== Required task ==
Pictures do not belong in the copy; quote every entry below exactly.

++++ Given data

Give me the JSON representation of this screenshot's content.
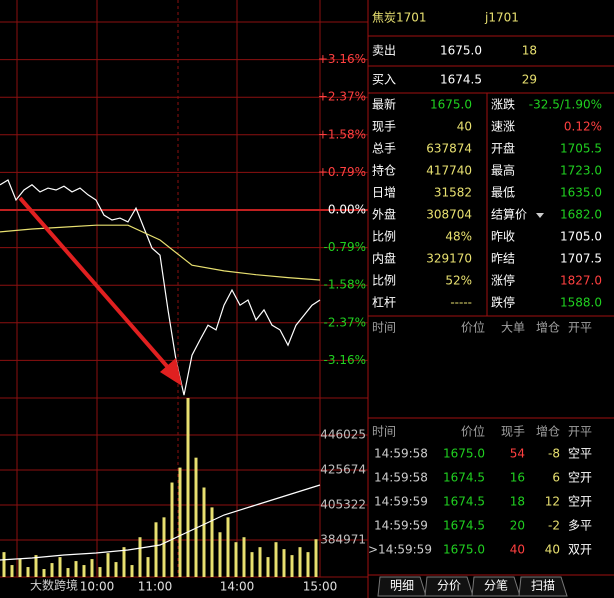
{
  "chart_data": {
    "type": "line",
    "ylim": [
      -3.95,
      3.95
    ],
    "yticks": [
      {
        "value": 3.16,
        "label": "+3.16%"
      },
      {
        "value": 2.37,
        "label": "+2.37%"
      },
      {
        "value": 1.58,
        "label": "+1.58%"
      },
      {
        "value": 0.79,
        "label": "+0.79%"
      },
      {
        "value": 0,
        "label": "0.00%"
      },
      {
        "value": -0.79,
        "label": "-0.79%"
      },
      {
        "value": -1.58,
        "label": "-1.58%"
      },
      {
        "value": -2.37,
        "label": "-2.37%"
      },
      {
        "value": -3.16,
        "label": "-3.16%"
      }
    ],
    "y2lim": [
      363456,
      467539
    ],
    "y2ticks": [
      446025,
      425674,
      405322,
      384971
    ],
    "x_labels": [
      "10:00",
      "11:00",
      "14:00",
      "15:00"
    ],
    "series": [
      {
        "color": "#ffffff",
        "values": [
          0.53,
          0.63,
          0.21,
          0.42,
          0.53,
          0.38,
          0.46,
          0.42,
          0.5,
          0.38,
          0.46,
          0.32,
          0.21,
          -0.11,
          -0.21,
          -0.17,
          -0.25,
          0.04,
          -0.38,
          -0.8,
          -0.95,
          -2.1,
          -3.15,
          -3.89,
          -3.05,
          -2.73,
          -2.42,
          -2.52,
          -2.0,
          -1.68,
          -2.0,
          -1.89,
          -2.31,
          -2.1,
          -2.42,
          -2.52,
          -2.84,
          -2.42,
          -2.21,
          -2.0,
          -1.89
        ]
      },
      {
        "color": "#e8e070",
        "values": [
          -0.46,
          -0.4,
          -0.36,
          -0.32,
          -0.32,
          -0.63,
          -1.16,
          -1.28,
          -1.36,
          -1.42,
          -1.47
        ]
      },
      {
        "color": "#ffffff",
        "axis": "y2",
        "values": [
          373341,
          374504,
          376248,
          377411,
          379157,
          382063,
          390785,
          399507,
          405322,
          411138,
          416951
        ]
      }
    ],
    "volume": {
      "color": "#e8e070",
      "ylim": [
        0,
        180
      ],
      "values": [
        25,
        12,
        18,
        10,
        22,
        8,
        14,
        20,
        9,
        16,
        12,
        18,
        10,
        24,
        15,
        30,
        12,
        40,
        20,
        55,
        60,
        95,
        110,
        180,
        120,
        90,
        70,
        45,
        60,
        35,
        40,
        25,
        30,
        20,
        35,
        28,
        22,
        30,
        25,
        38
      ]
    },
    "watermark": "大数跨境"
  },
  "quote": {
    "title": "焦炭1701",
    "code": "j1701",
    "ask": [
      "卖出",
      "1675.0",
      "18"
    ],
    "bid": [
      "买入",
      "1674.5",
      "29"
    ]
  },
  "stats": [
    [
      "最新",
      "1675.0",
      "涨跌",
      "-32.5/1.90%"
    ],
    [
      "现手",
      "40",
      "速涨",
      "0.12%"
    ],
    [
      "总手",
      "637874",
      "开盘",
      "1705.5"
    ],
    [
      "持仓",
      "417740",
      "最高",
      "1723.0"
    ],
    [
      "日增",
      "31582",
      "最低",
      "1635.0"
    ],
    [
      "外盘",
      "308704",
      "结算价",
      "1682.0"
    ],
    [
      "比例",
      "48%",
      "昨收",
      "1705.0"
    ],
    [
      "内盘",
      "329170",
      "昨结",
      "1707.5"
    ],
    [
      "比例",
      "52%",
      "涨停",
      "1827.0"
    ],
    [
      "杠杆",
      "-----",
      "跌停",
      "1588.0"
    ]
  ],
  "big_orders": {
    "header": [
      "时间",
      "价位",
      "大单",
      "增仓",
      "开平"
    ]
  },
  "trades": {
    "header": [
      "时间",
      "价位",
      "现手",
      "增仓",
      "开平"
    ],
    "rows": [
      [
        "14:59:58",
        "1675.0",
        "54",
        "-8",
        "空平"
      ],
      [
        "14:59:58",
        "1674.5",
        "16",
        "6",
        "空开"
      ],
      [
        "14:59:59",
        "1674.5",
        "18",
        "12",
        "空开"
      ],
      [
        "14:59:59",
        "1674.5",
        "20",
        "-2",
        "多平"
      ],
      [
        ">14:59:59",
        "1675.0",
        "40",
        "40",
        "双开"
      ]
    ]
  },
  "tabs": [
    "明细",
    "分价",
    "分笔",
    "扫描"
  ]
}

++++++++

== Response for this exercise ==
Give me the JSON representation of this screenshot's content.
{
  "chart_data": {
    "type": "line",
    "ylim": [
      -3.95,
      3.95
    ],
    "yticks": [
      {
        "value": 3.16,
        "label": "+3.16%"
      },
      {
        "value": 2.37,
        "label": "+2.37%"
      },
      {
        "value": 1.58,
        "label": "+1.58%"
      },
      {
        "value": 0.79,
        "label": "+0.79%"
      },
      {
        "value": 0,
        "label": "0.00%"
      },
      {
        "value": -0.79,
        "label": "-0.79%"
      },
      {
        "value": -1.58,
        "label": "-1.58%"
      },
      {
        "value": -2.37,
        "label": "-2.37%"
      },
      {
        "value": -3.16,
        "label": "-3.16%"
      }
    ],
    "y2lim": [
      363456,
      467539
    ],
    "y2ticks": [
      446025,
      425674,
      405322,
      384971
    ],
    "x_labels": [
      "10:00",
      "11:00",
      "14:00",
      "15:00"
    ],
    "series": [
      {
        "color": "#ffffff",
        "values": [
          0.53,
          0.63,
          0.21,
          0.42,
          0.53,
          0.38,
          0.46,
          0.42,
          0.5,
          0.38,
          0.46,
          0.32,
          0.21,
          -0.11,
          -0.21,
          -0.17,
          -0.25,
          0.04,
          -0.38,
          -0.8,
          -0.95,
          -2.1,
          -3.15,
          -3.89,
          -3.05,
          -2.73,
          -2.42,
          -2.52,
          -2.0,
          -1.68,
          -2.0,
          -1.89,
          -2.31,
          -2.1,
          -2.42,
          -2.52,
          -2.84,
          -2.42,
          -2.21,
          -2.0,
          -1.89
        ]
      },
      {
        "color": "#e8e070",
        "values": [
          -0.46,
          -0.4,
          -0.36,
          -0.32,
          -0.32,
          -0.63,
          -1.16,
          -1.28,
          -1.36,
          -1.42,
          -1.47
        ]
      },
      {
        "color": "#ffffff",
        "axis": "y2",
        "values": [
          373341,
          374504,
          376248,
          377411,
          379157,
          382063,
          390785,
          399507,
          405322,
          411138,
          416951
        ]
      }
    ],
    "volume": {
      "color": "#e8e070",
      "ylim": [
        0,
        180
      ],
      "values": [
        25,
        12,
        18,
        10,
        22,
        8,
        14,
        20,
        9,
        16,
        12,
        18,
        10,
        24,
        15,
        30,
        12,
        40,
        20,
        55,
        60,
        95,
        110,
        180,
        120,
        90,
        70,
        45,
        60,
        35,
        40,
        25,
        30,
        20,
        35,
        28,
        22,
        30,
        25,
        38
      ]
    },
    "watermark": "大数跨境"
  },
  "quote": {
    "title": "焦炭1701",
    "code": "j1701",
    "ask": [
      "卖出",
      "1675.0",
      "18"
    ],
    "bid": [
      "买入",
      "1674.5",
      "29"
    ]
  },
  "stats": [
    [
      "最新",
      "1675.0",
      "涨跌",
      "-32.5/1.90%"
    ],
    [
      "现手",
      "40",
      "速涨",
      "0.12%"
    ],
    [
      "总手",
      "637874",
      "开盘",
      "1705.5"
    ],
    [
      "持仓",
      "417740",
      "最高",
      "1723.0"
    ],
    [
      "日增",
      "31582",
      "最低",
      "1635.0"
    ],
    [
      "外盘",
      "308704",
      "结算价",
      "1682.0"
    ],
    [
      "比例",
      "48%",
      "昨收",
      "1705.0"
    ],
    [
      "内盘",
      "329170",
      "昨结",
      "1707.5"
    ],
    [
      "比例",
      "52%",
      "涨停",
      "1827.0"
    ],
    [
      "杠杆",
      "-----",
      "跌停",
      "1588.0"
    ]
  ],
  "big_orders": {
    "header": [
      "时间",
      "价位",
      "大单",
      "增仓",
      "开平"
    ]
  },
  "trades": {
    "header": [
      "时间",
      "价位",
      "现手",
      "增仓",
      "开平"
    ],
    "rows": [
      [
        "14:59:58",
        "1675.0",
        "54",
        "-8",
        "空平"
      ],
      [
        "14:59:58",
        "1674.5",
        "16",
        "6",
        "空开"
      ],
      [
        "14:59:59",
        "1674.5",
        "18",
        "12",
        "空开"
      ],
      [
        "14:59:59",
        "1674.5",
        "20",
        "-2",
        "多平"
      ],
      [
        ">14:59:59",
        "1675.0",
        "40",
        "40",
        "双开"
      ]
    ]
  },
  "tabs": [
    "明细",
    "分价",
    "分笔",
    "扫描"
  ]
}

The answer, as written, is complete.